Begin ENTRIES SUPPLIED

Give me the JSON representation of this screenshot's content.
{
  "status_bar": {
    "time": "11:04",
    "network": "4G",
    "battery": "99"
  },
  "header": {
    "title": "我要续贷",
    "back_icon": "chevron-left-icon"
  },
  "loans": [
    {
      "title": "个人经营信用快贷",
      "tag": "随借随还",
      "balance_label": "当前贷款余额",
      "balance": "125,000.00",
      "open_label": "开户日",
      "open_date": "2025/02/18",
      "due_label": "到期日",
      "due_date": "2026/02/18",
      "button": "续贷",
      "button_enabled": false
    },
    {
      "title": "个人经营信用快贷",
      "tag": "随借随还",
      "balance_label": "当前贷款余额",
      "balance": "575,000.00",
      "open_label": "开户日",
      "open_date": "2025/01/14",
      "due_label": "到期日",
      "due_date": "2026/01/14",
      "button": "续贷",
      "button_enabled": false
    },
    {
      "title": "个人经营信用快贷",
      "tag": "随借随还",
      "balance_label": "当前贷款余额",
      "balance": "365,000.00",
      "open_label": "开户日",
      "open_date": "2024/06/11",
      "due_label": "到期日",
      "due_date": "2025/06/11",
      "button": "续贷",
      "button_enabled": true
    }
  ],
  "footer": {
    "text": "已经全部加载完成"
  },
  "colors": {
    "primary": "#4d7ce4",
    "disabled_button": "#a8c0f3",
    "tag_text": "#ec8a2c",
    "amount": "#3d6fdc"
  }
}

End ENTRIES SUPPLIED

GOAL: Copy out each line exactly.

RESPONSE FOR THIS EXERCISE:
Give me the JSON representation of this screenshot's content.
{
  "status_bar": {
    "time": "11:04",
    "network": "4G",
    "battery": "99"
  },
  "header": {
    "title": "我要续贷",
    "back_icon": "chevron-left-icon"
  },
  "loans": [
    {
      "title": "个人经营信用快贷",
      "tag": "随借随还",
      "balance_label": "当前贷款余额",
      "balance": "125,000.00",
      "open_label": "开户日",
      "open_date": "2025/02/18",
      "due_label": "到期日",
      "due_date": "2026/02/18",
      "button": "续贷",
      "button_enabled": false
    },
    {
      "title": "个人经营信用快贷",
      "tag": "随借随还",
      "balance_label": "当前贷款余额",
      "balance": "575,000.00",
      "open_label": "开户日",
      "open_date": "2025/01/14",
      "due_label": "到期日",
      "due_date": "2026/01/14",
      "button": "续贷",
      "button_enabled": false
    },
    {
      "title": "个人经营信用快贷",
      "tag": "随借随还",
      "balance_label": "当前贷款余额",
      "balance": "365,000.00",
      "open_label": "开户日",
      "open_date": "2024/06/11",
      "due_label": "到期日",
      "due_date": "2025/06/11",
      "button": "续贷",
      "button_enabled": true
    }
  ],
  "footer": {
    "text": "已经全部加载完成"
  },
  "colors": {
    "primary": "#4d7ce4",
    "disabled_button": "#a8c0f3",
    "tag_text": "#ec8a2c",
    "amount": "#3d6fdc"
  }
}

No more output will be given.